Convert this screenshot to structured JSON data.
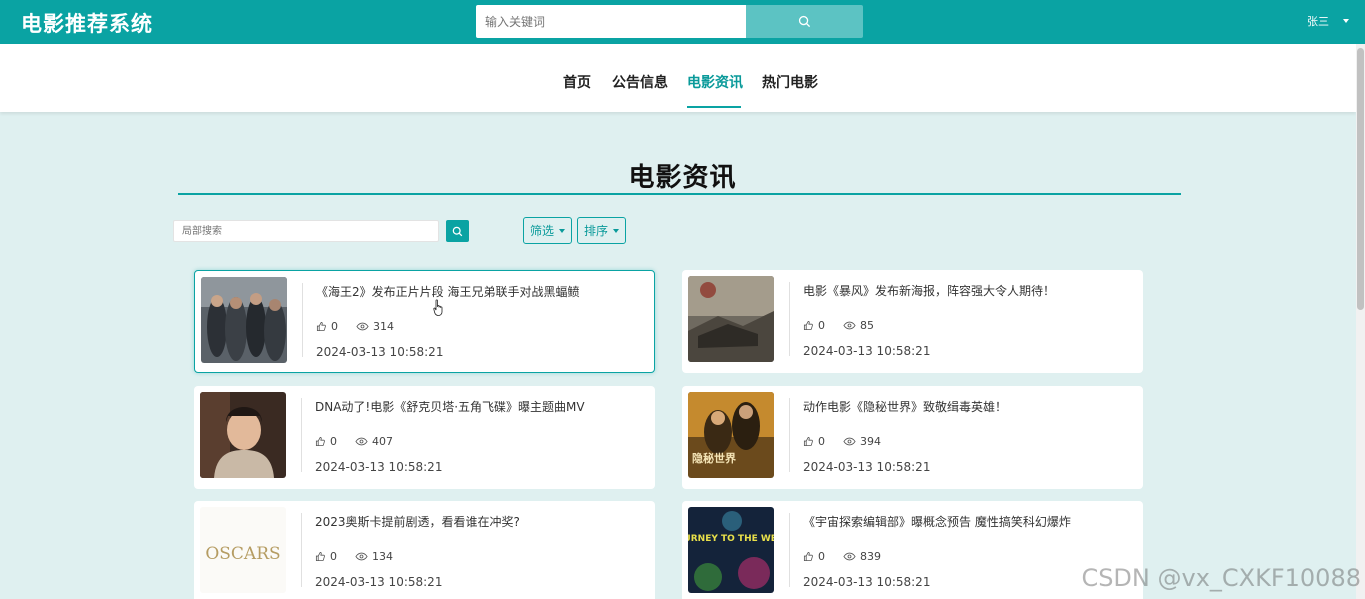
{
  "header": {
    "app_title": "电影推荐系统",
    "search_placeholder": "输入关键词",
    "user_name": "张三"
  },
  "nav": {
    "items": [
      {
        "label": "首页"
      },
      {
        "label": "公告信息"
      },
      {
        "label": "电影资讯",
        "active": true
      },
      {
        "label": "热门电影"
      }
    ]
  },
  "page": {
    "section_title": "电影资讯",
    "local_search_placeholder": "局部搜索",
    "filter_label": "筛选",
    "sort_label": "排序"
  },
  "news": [
    {
      "title": "《海王2》发布正片片段 海王兄弟联手对战黑蝠鲼",
      "likes": "0",
      "views": "314",
      "date": "2024-03-13 10:58:21",
      "thumb": "aquaman-group"
    },
    {
      "title": "电影《暴风》发布新海报，阵容强大令人期待！",
      "likes": "0",
      "views": "85",
      "date": "2024-03-13 10:58:21",
      "thumb": "storm-poster"
    },
    {
      "title": "DNA动了!电影《舒克贝塔·五角飞碟》曝主题曲MV",
      "likes": "0",
      "views": "407",
      "date": "2024-03-13 10:58:21",
      "thumb": "singer-portrait"
    },
    {
      "title": "动作电影《隐秘世界》致敬缉毒英雄！",
      "likes": "0",
      "views": "394",
      "date": "2024-03-13 10:58:21",
      "thumb": "hidden-world-poster",
      "poster_text": "隐秘世界"
    },
    {
      "title": "2023奥斯卡提前剧透，看看谁在冲奖?",
      "likes": "0",
      "views": "134",
      "date": "2024-03-13 10:58:21",
      "thumb": "oscars-logo",
      "poster_text": "OSCARS"
    },
    {
      "title": "《宇宙探索编辑部》曝概念预告 魔性搞笑科幻爆炸",
      "likes": "0",
      "views": "839",
      "date": "2024-03-13 10:58:21",
      "thumb": "journey-west-poster",
      "poster_text": "JOURNEY TO THE WEST"
    }
  ],
  "watermark": "CSDN @vx_CXKF10088",
  "colors": {
    "accent": "#0aa3a3",
    "background": "#dff0f0"
  }
}
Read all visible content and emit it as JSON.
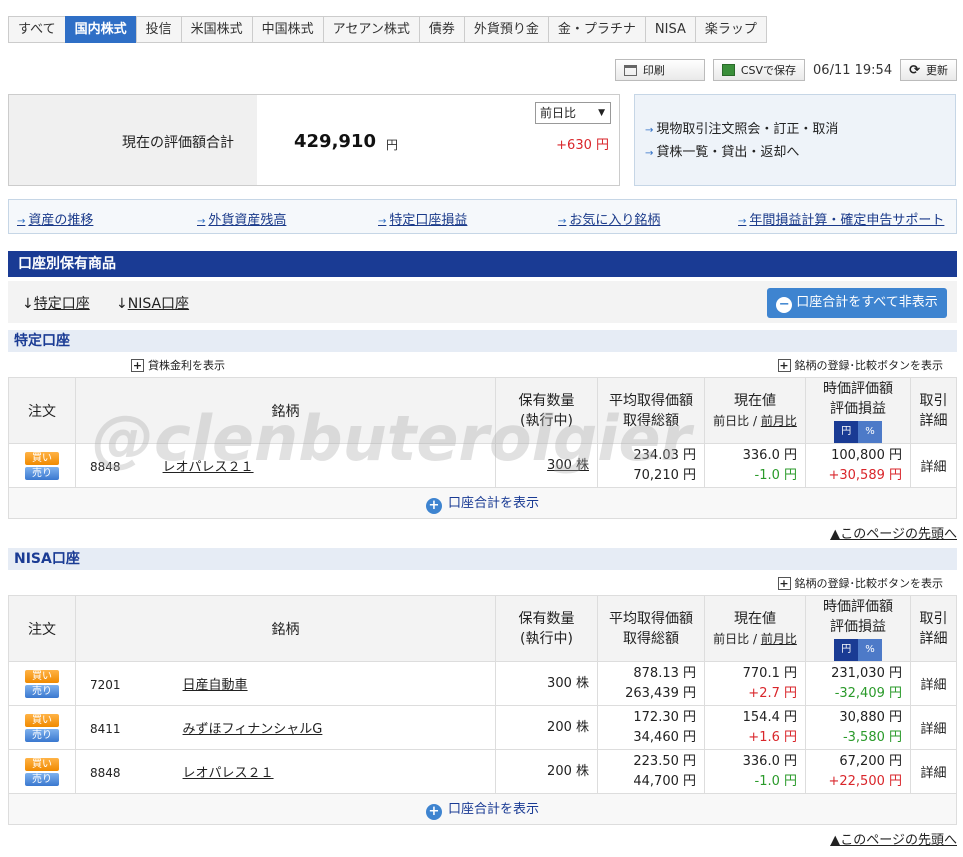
{
  "tabs": [
    "すべて",
    "国内株式",
    "投信",
    "米国株式",
    "中国株式",
    "アセアン株式",
    "債券",
    "外貨預り金",
    "金・プラチナ",
    "NISA",
    "楽ラップ"
  ],
  "toolbar": {
    "print": "印刷",
    "csv": "CSVで保存",
    "datetime": "06/11 19:54",
    "refresh": "更新"
  },
  "valuation": {
    "label": "現在の評価額合計",
    "amount": "429,910",
    "unit": "円",
    "compare": "前日比",
    "change": "+630 円"
  },
  "side_links": [
    "現物取引注文照会・訂正・取消",
    "貸株一覧・貸出・返却へ"
  ],
  "nav_links": [
    "資産の推移",
    "外貨資産残高",
    "特定口座損益",
    "お気に入り銘柄",
    "年間損益計算・確定申告サポート"
  ],
  "section_title": "口座別保有商品",
  "jump_links": [
    "特定口座",
    "NISA口座"
  ],
  "hide_totals": "口座合計をすべて非表示",
  "lending_rate": "貸株金利を表示",
  "register_compare": "銘柄の登録･比較ボタンを表示",
  "headers": {
    "order": "注文",
    "name": "銘柄",
    "qty1": "保有数量",
    "qty2": "(執行中)",
    "avg1": "平均取得価額",
    "avg2": "取得総額",
    "price1": "現在値",
    "price2a": "前日比",
    "price2sep": " / ",
    "price2b": "前月比",
    "val1": "時価評価額",
    "val2": "評価損益",
    "yen": "円",
    "pct": "%",
    "detail1": "取引",
    "detail2": "詳細"
  },
  "buy": "買い",
  "sell": "売り",
  "detail": "詳細",
  "show_total": "口座合計を表示",
  "to_top": "▲このページの先頭へ",
  "tokutei": {
    "title": "特定口座",
    "rows": [
      {
        "code": "8848",
        "name": "レオパレス２１",
        "qty": "300 株",
        "avg": "234.03 円",
        "total": "70,210 円",
        "price": "336.0 円",
        "diff": "-1.0 円",
        "value": "100,800 円",
        "pl": "+30,589 円",
        "diff_color": "#2a9a2a",
        "pl_color": "#d9262b"
      }
    ]
  },
  "nisa": {
    "title": "NISA口座",
    "rows": [
      {
        "code": "7201",
        "name": "日産自動車",
        "qty": "300 株",
        "avg": "878.13 円",
        "total": "263,439 円",
        "price": "770.1 円",
        "diff": "+2.7 円",
        "value": "231,030 円",
        "pl": "-32,409 円",
        "diff_color": "#d9262b",
        "pl_color": "#2a9a2a"
      },
      {
        "code": "8411",
        "name": "みずほフィナンシャルG",
        "qty": "200 株",
        "avg": "172.30 円",
        "total": "34,460 円",
        "price": "154.4 円",
        "diff": "+1.6 円",
        "value": "30,880 円",
        "pl": "-3,580 円",
        "diff_color": "#d9262b",
        "pl_color": "#2a9a2a"
      },
      {
        "code": "8848",
        "name": "レオパレス２１",
        "qty": "200 株",
        "avg": "223.50 円",
        "total": "44,700 円",
        "price": "336.0 円",
        "diff": "-1.0 円",
        "value": "67,200 円",
        "pl": "+22,500 円",
        "diff_color": "#2a9a2a",
        "pl_color": "#d9262b"
      }
    ]
  },
  "watermark": "@clenbuterolgier"
}
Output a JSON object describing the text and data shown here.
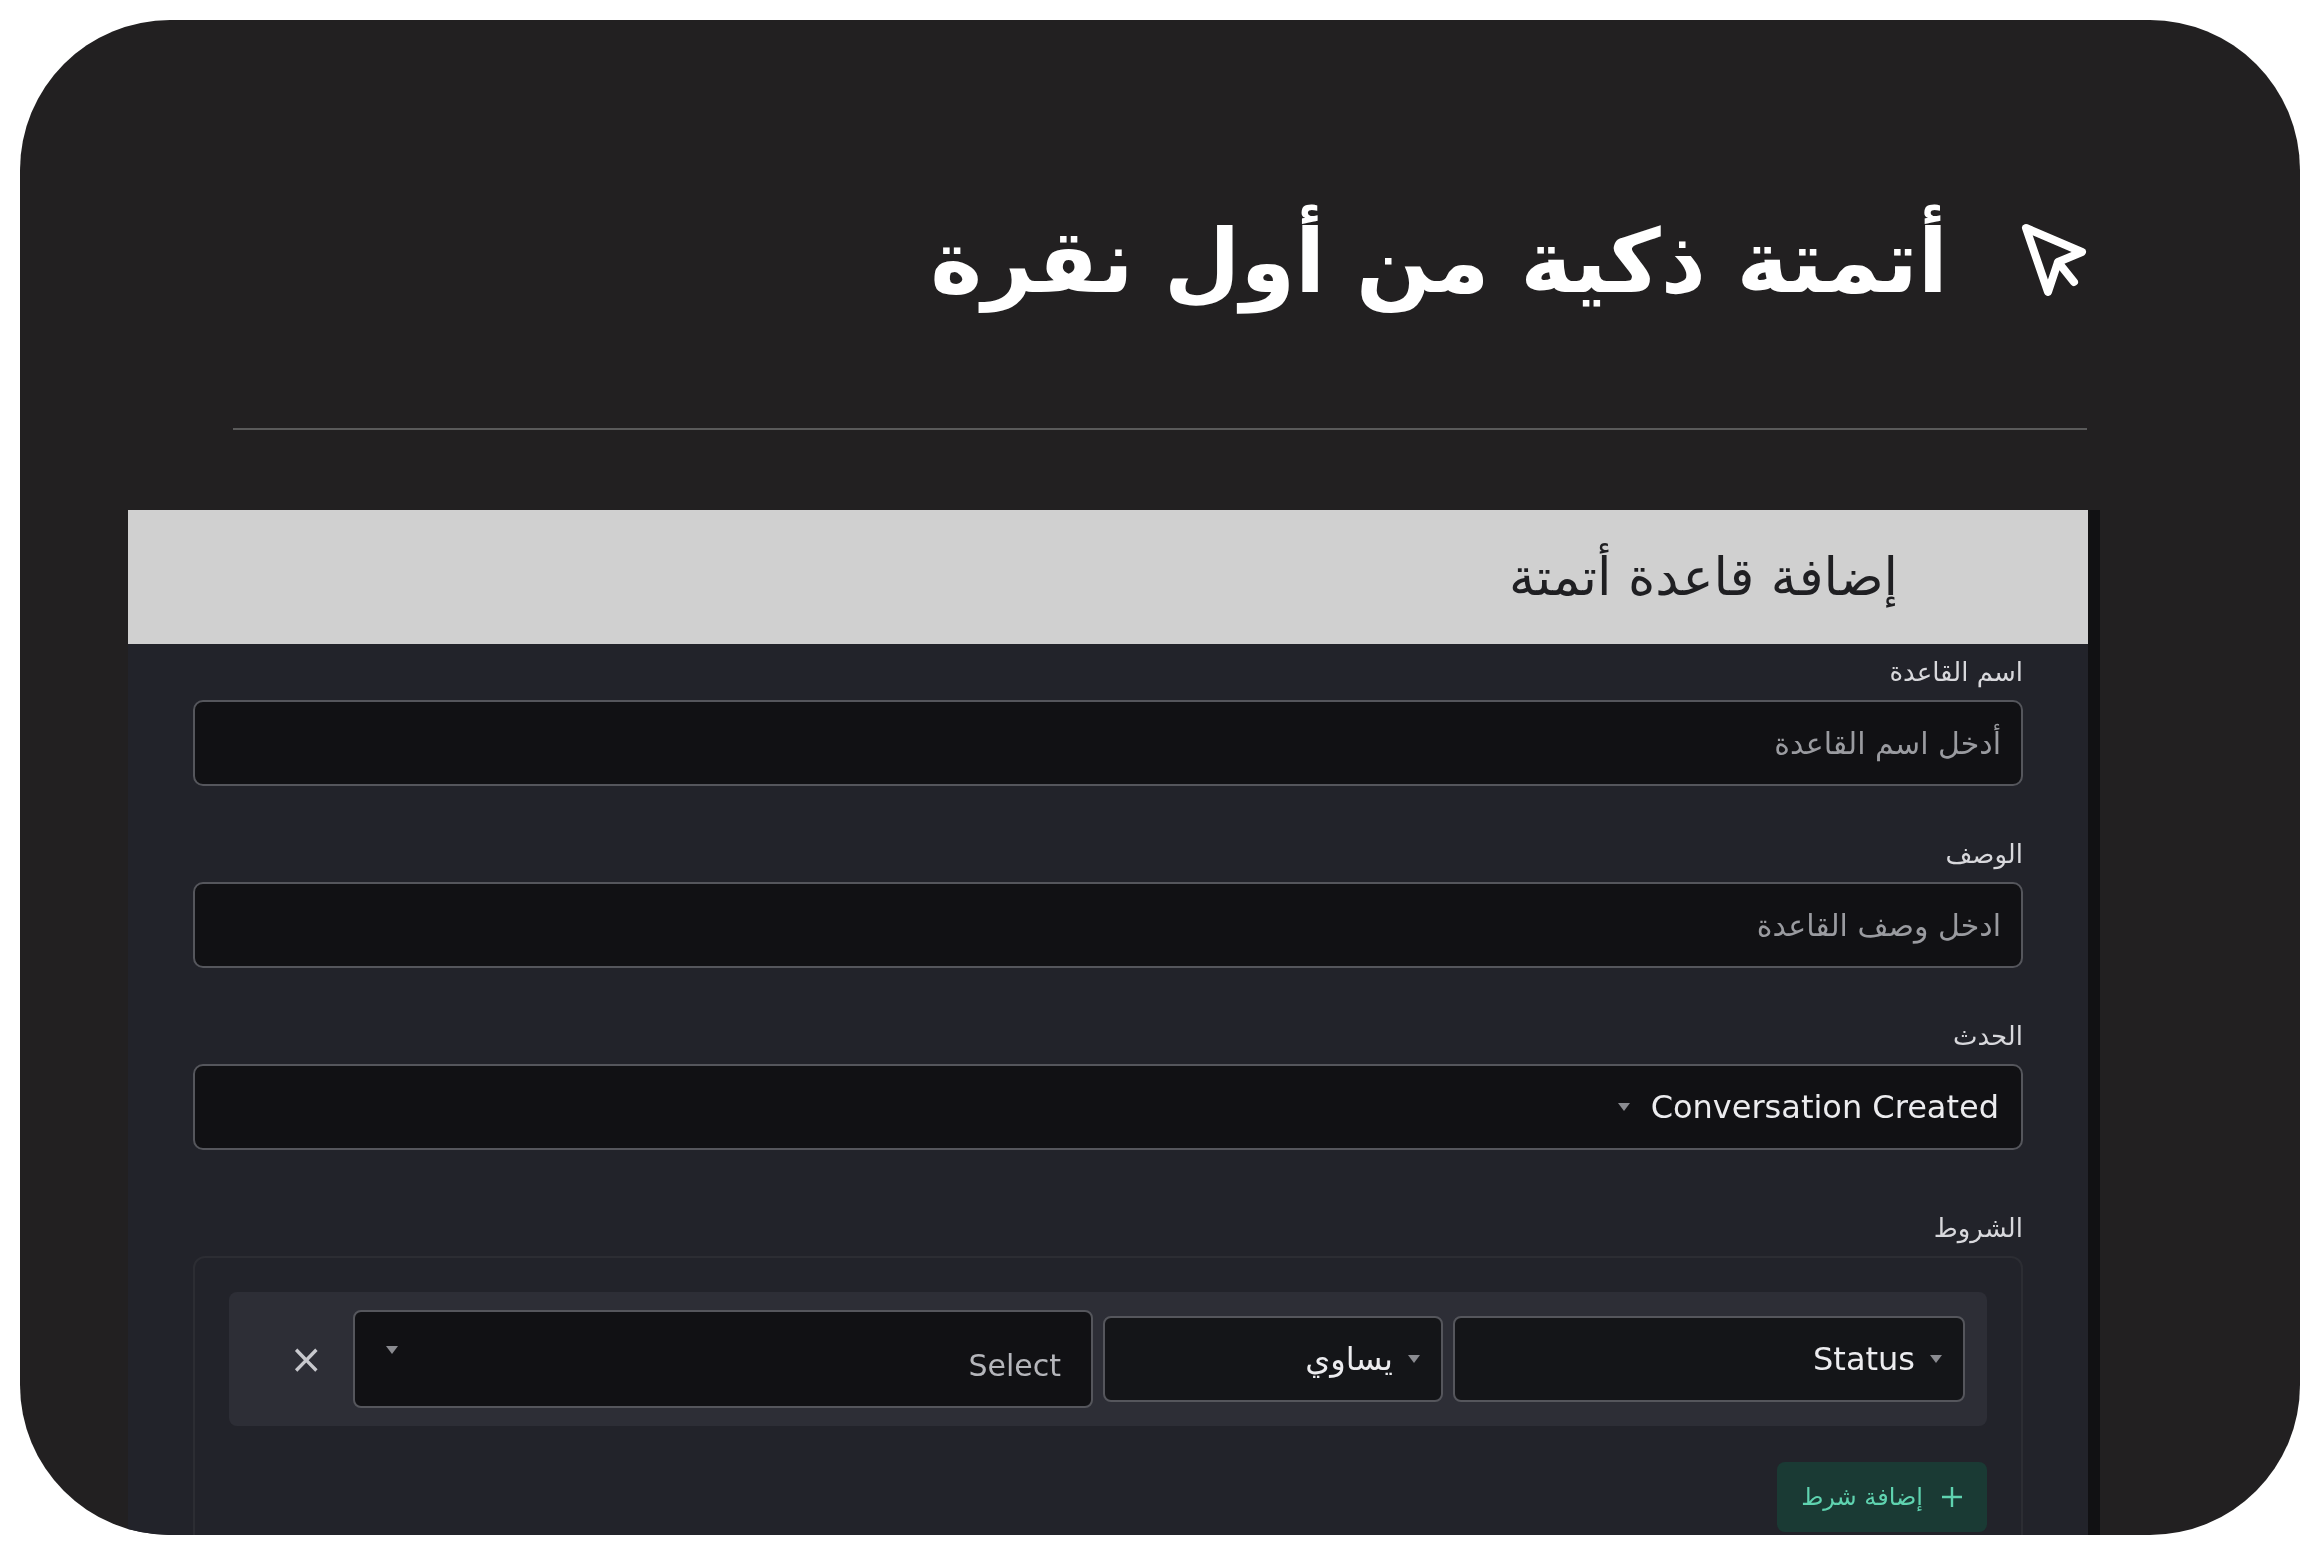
{
  "headline": "أتمتة ذكية من أول نقرة",
  "dialog": {
    "title": "إضافة قاعدة أتمتة",
    "fields": [
      {
        "kind": "input",
        "label": "اسم القاعدة",
        "placeholder": "أدخل اسم القاعدة"
      },
      {
        "kind": "input",
        "label": "الوصف",
        "placeholder": "ادخل وصف القاعدة"
      },
      {
        "kind": "select",
        "label": "الحدث",
        "value": "Conversation Created"
      }
    ],
    "conditions": {
      "label": "الشروط",
      "rows": [
        {
          "attribute": "Status",
          "operator": "يساوي",
          "value_placeholder": "Select",
          "remove": "×"
        }
      ],
      "add_button": "إضافة شرط"
    }
  }
}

◇ ◇ ◇ ◇ ◇

• _Given problem_
Copy every line above word for word and exclude the pictures.

• _Exercise response_
Convert this screenshot to structured JSON data.
{
  "header": {
    "app_title": "电影推荐系统",
    "search_placeholder": "输入关键词",
    "user_name": "张三"
  },
  "nav": {
    "items": [
      {
        "label": "首页"
      },
      {
        "label": "公告信息"
      },
      {
        "label": "电影资讯",
        "active": true
      },
      {
        "label": "热门电影"
      }
    ]
  },
  "page": {
    "section_title": "电影资讯",
    "local_search_placeholder": "局部搜索",
    "filter_label": "筛选",
    "sort_label": "排序"
  },
  "news": [
    {
      "title": "《海王2》发布正片片段 海王兄弟联手对战黑蝠鲼",
      "likes": "0",
      "views": "314",
      "date": "2024-03-13 10:58:21",
      "thumb": "aquaman-group"
    },
    {
      "title": "电影《暴风》发布新海报，阵容强大令人期待！",
      "likes": "0",
      "views": "85",
      "date": "2024-03-13 10:58:21",
      "thumb": "storm-poster"
    },
    {
      "title": "DNA动了!电影《舒克贝塔·五角飞碟》曝主题曲MV",
      "likes": "0",
      "views": "407",
      "date": "2024-03-13 10:58:21",
      "thumb": "singer-portrait"
    },
    {
      "title": "动作电影《隐秘世界》致敬缉毒英雄！",
      "likes": "0",
      "views": "394",
      "date": "2024-03-13 10:58:21",
      "thumb": "hidden-world-poster",
      "poster_text": "隐秘世界"
    },
    {
      "title": "2023奥斯卡提前剧透，看看谁在冲奖?",
      "likes": "0",
      "views": "134",
      "date": "2024-03-13 10:58:21",
      "thumb": "oscars-logo",
      "poster_text": "OSCARS"
    },
    {
      "title": "《宇宙探索编辑部》曝概念预告 魔性搞笑科幻爆炸",
      "likes": "0",
      "views": "839",
      "date": "2024-03-13 10:58:21",
      "thumb": "journey-west-poster",
      "poster_text": "JOURNEY TO THE WEST"
    }
  ],
  "watermark": "CSDN @vx_CXKF10088",
  "colors": {
    "accent": "#0aa3a3",
    "background": "#dff0f0"
  }
}
Read all visible content and emit it as JSON.
{
  "tabs": [
    "すべて",
    "国内株式",
    "投信",
    "米国株式",
    "中国株式",
    "アセアン株式",
    "債券",
    "外貨預り金",
    "金・プラチナ",
    "NISA",
    "楽ラップ"
  ],
  "toolbar": {
    "print": "印刷",
    "csv": "CSVで保存",
    "datetime": "06/11 19:54",
    "refresh": "更新"
  },
  "valuation": {
    "label": "現在の評価額合計",
    "amount": "429,910",
    "unit": "円",
    "compare": "前日比",
    "change": "+630 円"
  },
  "side_links": [
    "現物取引注文照会・訂正・取消",
    "貸株一覧・貸出・返却へ"
  ],
  "nav_links": [
    "資産の推移",
    "外貨資産残高",
    "特定口座損益",
    "お気に入り銘柄",
    "年間損益計算・確定申告サポート"
  ],
  "section_title": "口座別保有商品",
  "jump_links": [
    "特定口座",
    "NISA口座"
  ],
  "hide_totals": "口座合計をすべて非表示",
  "lending_rate": "貸株金利を表示",
  "register_compare": "銘柄の登録･比較ボタンを表示",
  "headers": {
    "order": "注文",
    "name": "銘柄",
    "qty1": "保有数量",
    "qty2": "(執行中)",
    "avg1": "平均取得価額",
    "avg2": "取得総額",
    "price1": "現在値",
    "price2a": "前日比",
    "price2sep": " / ",
    "price2b": "前月比",
    "val1": "時価評価額",
    "val2": "評価損益",
    "yen": "円",
    "pct": "%",
    "detail1": "取引",
    "detail2": "詳細"
  },
  "buy": "買い",
  "sell": "売り",
  "detail": "詳細",
  "show_total": "口座合計を表示",
  "to_top": "▲このページの先頭へ",
  "tokutei": {
    "title": "特定口座",
    "rows": [
      {
        "code": "8848",
        "name": "レオパレス２１",
        "qty": "300 株",
        "avg": "234.03 円",
        "total": "70,210 円",
        "price": "336.0 円",
        "diff": "-1.0 円",
        "value": "100,800 円",
        "pl": "+30,589 円",
        "diff_color": "#2a9a2a",
        "pl_color": "#d9262b"
      }
    ]
  },
  "nisa": {
    "title": "NISA口座",
    "rows": [
      {
        "code": "7201",
        "name": "日産自動車",
        "qty": "300 株",
        "avg": "878.13 円",
        "total": "263,439 円",
        "price": "770.1 円",
        "diff": "+2.7 円",
        "value": "231,030 円",
        "pl": "-32,409 円",
        "diff_color": "#d9262b",
        "pl_color": "#2a9a2a"
      },
      {
        "code": "8411",
        "name": "みずほフィナンシャルG",
        "qty": "200 株",
        "avg": "172.30 円",
        "total": "34,460 円",
        "price": "154.4 円",
        "diff": "+1.6 円",
        "value": "30,880 円",
        "pl": "-3,580 円",
        "diff_color": "#d9262b",
        "pl_color": "#2a9a2a"
      },
      {
        "code": "8848",
        "name": "レオパレス２１",
        "qty": "200 株",
        "avg": "223.50 円",
        "total": "44,700 円",
        "price": "336.0 円",
        "diff": "-1.0 円",
        "value": "67,200 円",
        "pl": "+22,500 円",
        "diff_color": "#2a9a2a",
        "pl_color": "#d9262b"
      }
    ]
  },
  "watermark": "@clenbuterolgier"
}
Output a JSON object describing the text and data shown here.
{
  "headline": "أتمتة ذكية من أول نقرة",
  "dialog": {
    "title": "إضافة قاعدة أتمتة",
    "fields": [
      {
        "kind": "input",
        "label": "اسم القاعدة",
        "placeholder": "أدخل اسم القاعدة"
      },
      {
        "kind": "input",
        "label": "الوصف",
        "placeholder": "ادخل وصف القاعدة"
      },
      {
        "kind": "select",
        "label": "الحدث",
        "value": "Conversation Created"
      }
    ],
    "conditions": {
      "label": "الشروط",
      "rows": [
        {
          "attribute": "Status",
          "operator": "يساوي",
          "value_placeholder": "Select",
          "remove": "×"
        }
      ],
      "add_button": "إضافة شرط"
    }
  }
}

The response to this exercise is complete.